SOURCE DATA
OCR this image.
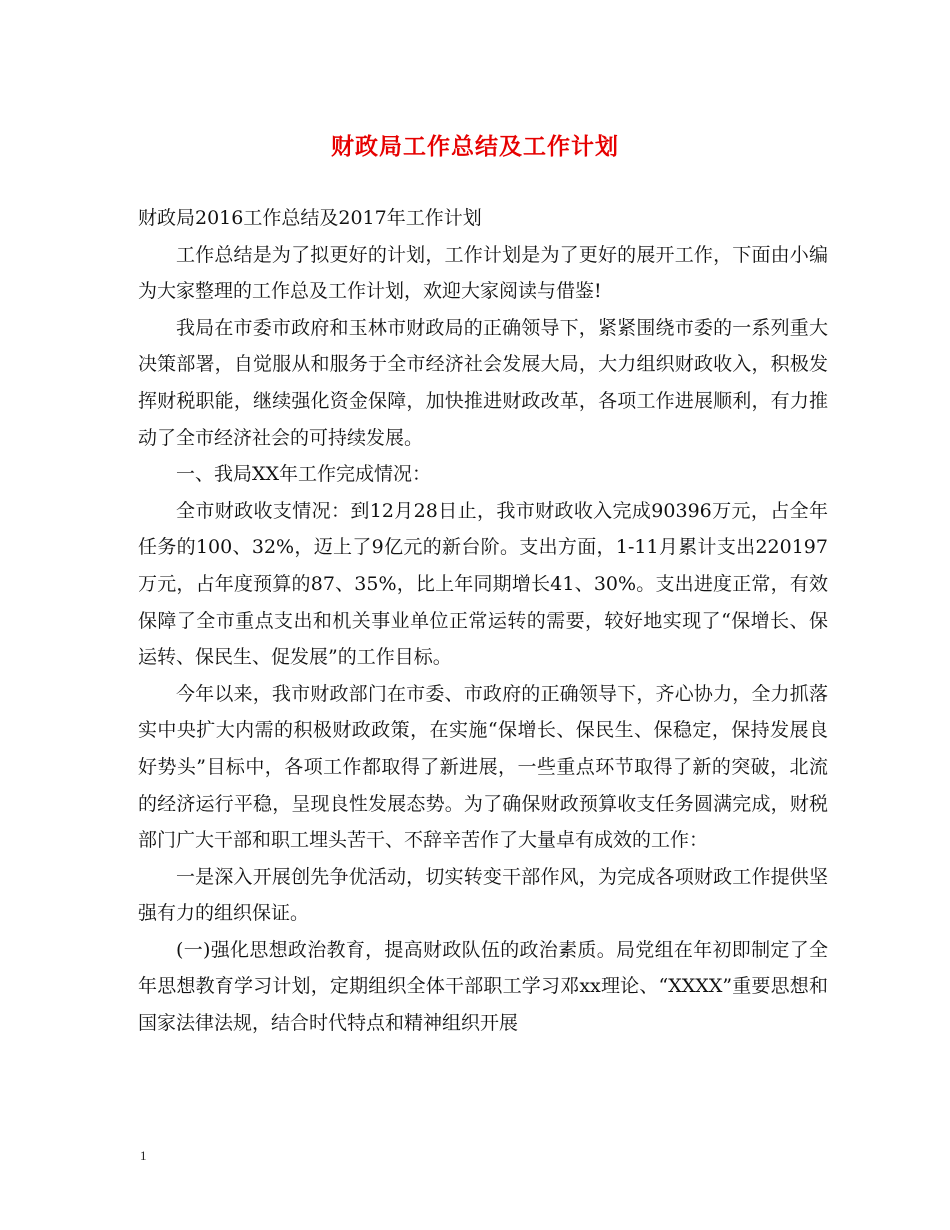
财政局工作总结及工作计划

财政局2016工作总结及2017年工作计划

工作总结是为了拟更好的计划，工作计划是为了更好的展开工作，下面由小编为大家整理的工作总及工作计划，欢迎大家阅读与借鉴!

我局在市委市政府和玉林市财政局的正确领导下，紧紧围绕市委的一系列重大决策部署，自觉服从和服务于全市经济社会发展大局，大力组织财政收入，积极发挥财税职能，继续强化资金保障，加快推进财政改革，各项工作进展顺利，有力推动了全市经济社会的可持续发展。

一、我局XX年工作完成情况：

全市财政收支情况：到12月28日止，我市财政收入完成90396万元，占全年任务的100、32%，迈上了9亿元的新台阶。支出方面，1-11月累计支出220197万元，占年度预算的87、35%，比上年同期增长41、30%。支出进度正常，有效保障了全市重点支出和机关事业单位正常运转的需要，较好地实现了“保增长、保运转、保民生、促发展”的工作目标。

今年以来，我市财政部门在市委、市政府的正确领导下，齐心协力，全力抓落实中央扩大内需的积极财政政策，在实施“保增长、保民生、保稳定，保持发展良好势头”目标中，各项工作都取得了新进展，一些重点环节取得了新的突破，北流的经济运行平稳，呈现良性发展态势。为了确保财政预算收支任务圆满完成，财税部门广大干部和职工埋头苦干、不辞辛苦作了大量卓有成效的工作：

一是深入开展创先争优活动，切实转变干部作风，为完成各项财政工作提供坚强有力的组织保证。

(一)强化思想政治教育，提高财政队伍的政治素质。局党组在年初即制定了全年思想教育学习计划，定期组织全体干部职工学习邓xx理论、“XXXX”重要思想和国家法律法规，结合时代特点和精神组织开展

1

WRITTEN REQUEST
Reproduce the data above in full, exactly as it is, with the pictures left out.

ANSWER TO THE EXERCISE
OCR this image.
财政局工作总结及工作计划

财政局2016工作总结及2017年工作计划

工作总结是为了拟更好的计划，工作计划是为了更好的展开工作，下面由小编为大家整理的工作总及工作计划，欢迎大家阅读与借鉴!

我局在市委市政府和玉林市财政局的正确领导下，紧紧围绕市委的一系列重大决策部署，自觉服从和服务于全市经济社会发展大局，大力组织财政收入，积极发挥财税职能，继续强化资金保障，加快推进财政改革，各项工作进展顺利，有力推动了全市经济社会的可持续发展。

一、我局XX年工作完成情况：

全市财政收支情况：到12月28日止，我市财政收入完成90396万元，占全年任务的100、32%，迈上了9亿元的新台阶。支出方面，1-11月累计支出220197万元，占年度预算的87、35%，比上年同期增长41、30%。支出进度正常，有效保障了全市重点支出和机关事业单位正常运转的需要，较好地实现了“保增长、保运转、保民生、促发展”的工作目标。

今年以来，我市财政部门在市委、市政府的正确领导下，齐心协力，全力抓落实中央扩大内需的积极财政政策，在实施“保增长、保民生、保稳定，保持发展良好势头”目标中，各项工作都取得了新进展，一些重点环节取得了新的突破，北流的经济运行平稳，呈现良性发展态势。为了确保财政预算收支任务圆满完成，财税部门广大干部和职工埋头苦干、不辞辛苦作了大量卓有成效的工作：

一是深入开展创先争优活动，切实转变干部作风，为完成各项财政工作提供坚强有力的组织保证。

(一)强化思想政治教育，提高财政队伍的政治素质。局党组在年初即制定了全年思想教育学习计划，定期组织全体干部职工学习邓xx理论、“XXXX”重要思想和国家法律法规，结合时代特点和精神组织开展

1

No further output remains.